##### Available data

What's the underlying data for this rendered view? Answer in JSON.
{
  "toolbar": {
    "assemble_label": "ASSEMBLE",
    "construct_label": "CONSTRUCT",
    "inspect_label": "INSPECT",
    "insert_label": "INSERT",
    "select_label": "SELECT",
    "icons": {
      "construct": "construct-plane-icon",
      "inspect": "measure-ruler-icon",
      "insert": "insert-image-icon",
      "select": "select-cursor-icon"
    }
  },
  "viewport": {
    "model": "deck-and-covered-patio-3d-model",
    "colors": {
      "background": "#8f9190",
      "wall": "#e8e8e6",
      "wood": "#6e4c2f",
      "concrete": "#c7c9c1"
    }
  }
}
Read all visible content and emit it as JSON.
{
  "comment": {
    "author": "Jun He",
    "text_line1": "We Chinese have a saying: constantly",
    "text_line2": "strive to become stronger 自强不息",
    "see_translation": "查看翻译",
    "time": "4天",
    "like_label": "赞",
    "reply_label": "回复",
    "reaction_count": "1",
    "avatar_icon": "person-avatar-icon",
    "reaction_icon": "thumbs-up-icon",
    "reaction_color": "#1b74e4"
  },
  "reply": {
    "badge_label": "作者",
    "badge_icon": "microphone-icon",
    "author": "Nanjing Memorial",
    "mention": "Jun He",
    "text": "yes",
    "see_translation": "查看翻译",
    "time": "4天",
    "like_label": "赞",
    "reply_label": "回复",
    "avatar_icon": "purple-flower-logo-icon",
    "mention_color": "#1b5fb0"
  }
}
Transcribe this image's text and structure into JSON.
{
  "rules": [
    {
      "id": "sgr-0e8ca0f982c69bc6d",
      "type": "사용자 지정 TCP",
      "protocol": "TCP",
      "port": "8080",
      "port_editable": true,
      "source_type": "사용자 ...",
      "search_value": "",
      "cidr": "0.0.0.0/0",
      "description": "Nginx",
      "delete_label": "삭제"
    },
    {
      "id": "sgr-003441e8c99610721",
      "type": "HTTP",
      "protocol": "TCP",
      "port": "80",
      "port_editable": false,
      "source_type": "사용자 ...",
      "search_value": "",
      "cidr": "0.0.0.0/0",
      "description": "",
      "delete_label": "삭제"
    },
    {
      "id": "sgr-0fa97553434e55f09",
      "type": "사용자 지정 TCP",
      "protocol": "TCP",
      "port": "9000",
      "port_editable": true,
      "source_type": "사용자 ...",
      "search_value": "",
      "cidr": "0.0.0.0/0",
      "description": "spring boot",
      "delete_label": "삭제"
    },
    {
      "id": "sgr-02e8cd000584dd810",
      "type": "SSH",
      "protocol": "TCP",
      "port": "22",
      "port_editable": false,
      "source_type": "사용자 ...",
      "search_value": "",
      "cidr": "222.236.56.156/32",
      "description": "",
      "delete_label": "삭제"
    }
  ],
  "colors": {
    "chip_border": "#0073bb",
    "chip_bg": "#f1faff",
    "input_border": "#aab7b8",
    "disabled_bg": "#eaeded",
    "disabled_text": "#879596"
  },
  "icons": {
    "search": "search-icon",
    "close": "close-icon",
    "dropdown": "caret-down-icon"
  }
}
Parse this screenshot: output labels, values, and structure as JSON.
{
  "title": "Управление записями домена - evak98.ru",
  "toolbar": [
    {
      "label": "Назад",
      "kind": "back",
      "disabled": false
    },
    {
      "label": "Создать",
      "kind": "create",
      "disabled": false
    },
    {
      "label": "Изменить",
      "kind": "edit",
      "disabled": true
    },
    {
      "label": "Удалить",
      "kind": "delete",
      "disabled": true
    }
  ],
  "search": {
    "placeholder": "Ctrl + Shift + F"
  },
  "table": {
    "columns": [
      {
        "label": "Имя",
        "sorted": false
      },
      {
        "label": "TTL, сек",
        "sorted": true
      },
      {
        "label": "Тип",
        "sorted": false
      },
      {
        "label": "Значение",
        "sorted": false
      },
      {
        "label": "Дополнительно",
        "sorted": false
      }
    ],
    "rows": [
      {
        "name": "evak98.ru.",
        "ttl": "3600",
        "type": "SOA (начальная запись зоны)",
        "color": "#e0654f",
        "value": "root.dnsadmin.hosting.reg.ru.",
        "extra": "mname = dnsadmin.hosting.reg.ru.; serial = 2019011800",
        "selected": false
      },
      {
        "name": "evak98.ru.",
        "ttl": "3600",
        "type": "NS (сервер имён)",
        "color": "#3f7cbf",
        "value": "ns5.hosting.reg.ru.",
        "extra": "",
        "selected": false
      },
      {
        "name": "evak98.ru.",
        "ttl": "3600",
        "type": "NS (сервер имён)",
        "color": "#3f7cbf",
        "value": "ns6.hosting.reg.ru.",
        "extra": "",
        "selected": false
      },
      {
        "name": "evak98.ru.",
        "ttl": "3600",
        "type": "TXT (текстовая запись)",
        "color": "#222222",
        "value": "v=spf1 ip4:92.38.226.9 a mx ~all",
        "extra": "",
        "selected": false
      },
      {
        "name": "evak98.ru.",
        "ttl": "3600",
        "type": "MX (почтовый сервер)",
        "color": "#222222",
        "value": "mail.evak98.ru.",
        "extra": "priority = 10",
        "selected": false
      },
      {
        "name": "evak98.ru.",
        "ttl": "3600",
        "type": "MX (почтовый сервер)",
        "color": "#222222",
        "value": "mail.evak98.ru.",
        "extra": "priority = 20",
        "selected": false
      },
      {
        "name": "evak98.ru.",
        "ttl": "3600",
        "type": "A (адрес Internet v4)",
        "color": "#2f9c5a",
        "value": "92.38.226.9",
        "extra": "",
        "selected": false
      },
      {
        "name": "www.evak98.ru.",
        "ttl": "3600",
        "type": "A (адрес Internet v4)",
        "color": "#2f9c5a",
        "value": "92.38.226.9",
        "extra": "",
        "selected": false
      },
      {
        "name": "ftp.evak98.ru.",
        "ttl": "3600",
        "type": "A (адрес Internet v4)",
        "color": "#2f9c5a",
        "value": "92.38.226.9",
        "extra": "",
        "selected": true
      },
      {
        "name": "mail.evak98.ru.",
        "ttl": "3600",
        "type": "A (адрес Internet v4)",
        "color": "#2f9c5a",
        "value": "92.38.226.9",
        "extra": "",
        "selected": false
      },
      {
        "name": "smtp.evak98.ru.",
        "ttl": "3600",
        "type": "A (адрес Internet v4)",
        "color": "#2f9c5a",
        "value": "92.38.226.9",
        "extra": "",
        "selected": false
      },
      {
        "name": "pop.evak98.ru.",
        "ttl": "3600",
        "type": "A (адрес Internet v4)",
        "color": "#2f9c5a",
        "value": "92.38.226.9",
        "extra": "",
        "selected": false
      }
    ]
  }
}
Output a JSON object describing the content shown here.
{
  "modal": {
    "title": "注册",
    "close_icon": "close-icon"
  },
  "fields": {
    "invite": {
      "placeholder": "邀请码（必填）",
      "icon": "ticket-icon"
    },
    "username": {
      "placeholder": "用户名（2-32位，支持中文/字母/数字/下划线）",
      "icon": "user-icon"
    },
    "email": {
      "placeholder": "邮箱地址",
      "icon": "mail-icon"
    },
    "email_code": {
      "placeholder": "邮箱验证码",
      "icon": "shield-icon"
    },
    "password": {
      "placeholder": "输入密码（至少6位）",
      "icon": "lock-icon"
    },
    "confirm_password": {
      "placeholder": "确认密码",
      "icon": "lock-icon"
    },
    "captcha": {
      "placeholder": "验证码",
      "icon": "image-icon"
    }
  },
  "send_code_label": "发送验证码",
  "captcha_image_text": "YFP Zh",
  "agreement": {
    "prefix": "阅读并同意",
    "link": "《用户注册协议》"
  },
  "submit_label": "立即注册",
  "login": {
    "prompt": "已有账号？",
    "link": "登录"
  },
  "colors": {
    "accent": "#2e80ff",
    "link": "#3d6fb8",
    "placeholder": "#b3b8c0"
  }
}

##########

Gather from the records above every line containing the string "this".

What's the underlying data for this rendered view? Answer in JSON.
Transcribe this image's text and structure into JSON.
Parse this screenshot: output labels, values, and structure as JSON.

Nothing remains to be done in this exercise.